RECORDS FOR PROCESSING:

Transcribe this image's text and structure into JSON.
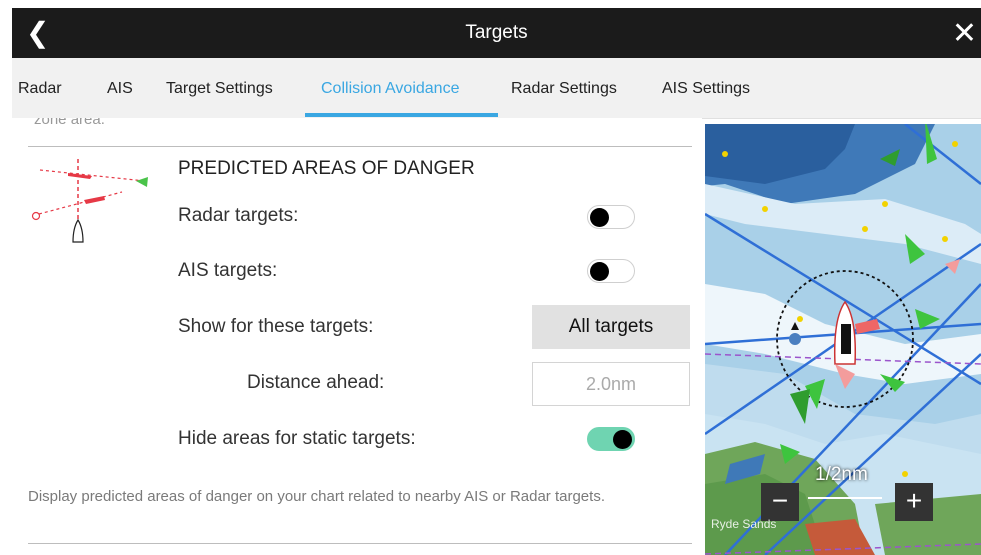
{
  "window": {
    "title": "Targets"
  },
  "icons": {
    "back": "chevron-left-icon",
    "close": "close-icon"
  },
  "tabs": [
    {
      "label": "Radar"
    },
    {
      "label": "AIS"
    },
    {
      "label": "Target Settings"
    },
    {
      "label": "Collision Avoidance",
      "active": true
    },
    {
      "label": "Radar Settings"
    },
    {
      "label": "AIS Settings"
    }
  ],
  "panel": {
    "cut_text": "zone area.",
    "section_title": "PREDICTED AREAS OF DANGER",
    "radar_targets": {
      "label": "Radar targets:",
      "on": false
    },
    "ais_targets": {
      "label": "AIS targets:",
      "on": false
    },
    "show_for": {
      "label": "Show for these targets:",
      "value": "All targets"
    },
    "distance_ahead": {
      "label": "Distance ahead:",
      "value": "2.0nm"
    },
    "hide_static": {
      "label": "Hide areas for static targets:",
      "on": true
    },
    "description": "Display predicted areas of danger on your chart related to nearby AIS or Radar targets."
  },
  "map": {
    "scale_label": "1/2nm",
    "zoom_out": "−",
    "zoom_in": "+",
    "place_label": "Ryde Sands"
  },
  "colors": {
    "accent": "#3aa7e2",
    "toggle_on": "#6fd4b1",
    "title_bar": "#1b1b1b"
  }
}
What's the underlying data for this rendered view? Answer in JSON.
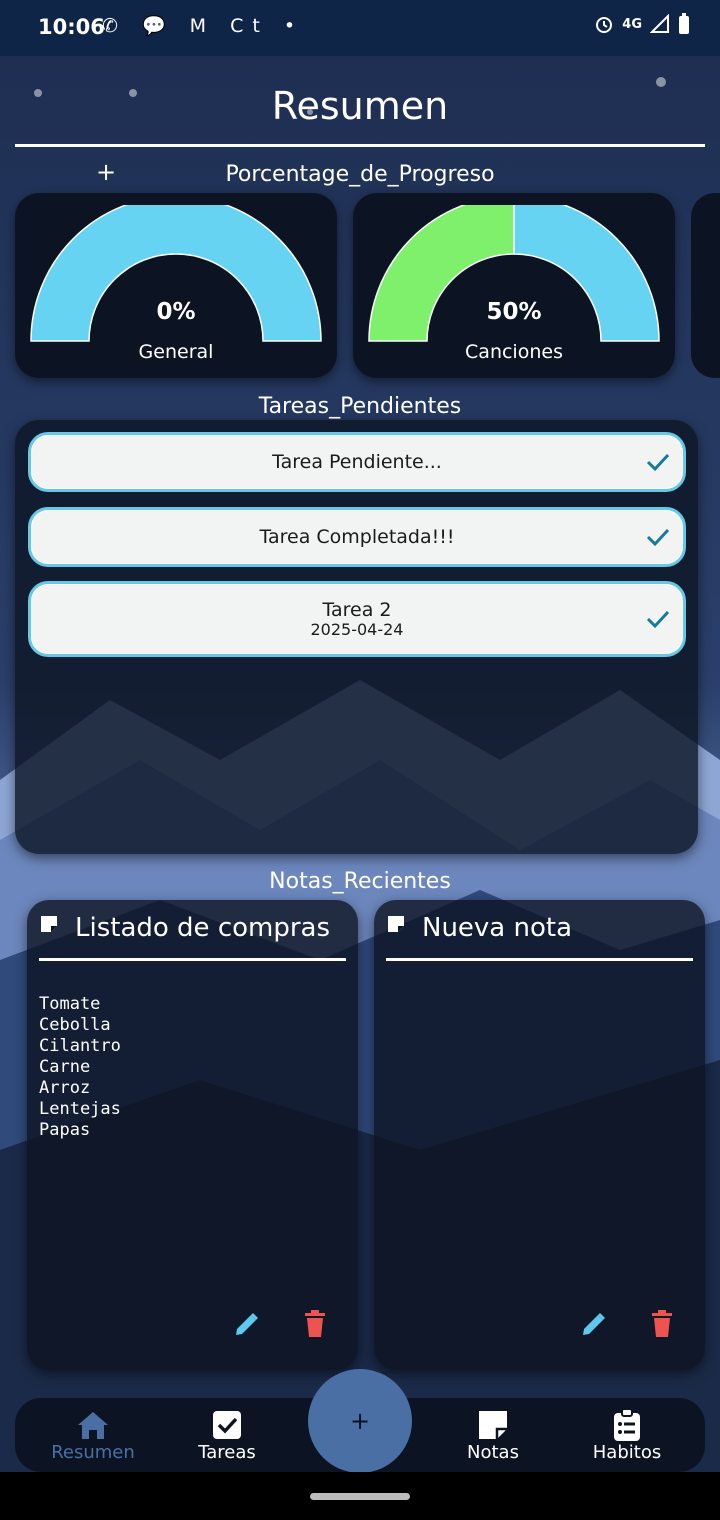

SET PROBLEM:
Report how many lines in the records above contain the word "JSON", giving only the number.

ANSWER TO THE TASK:
2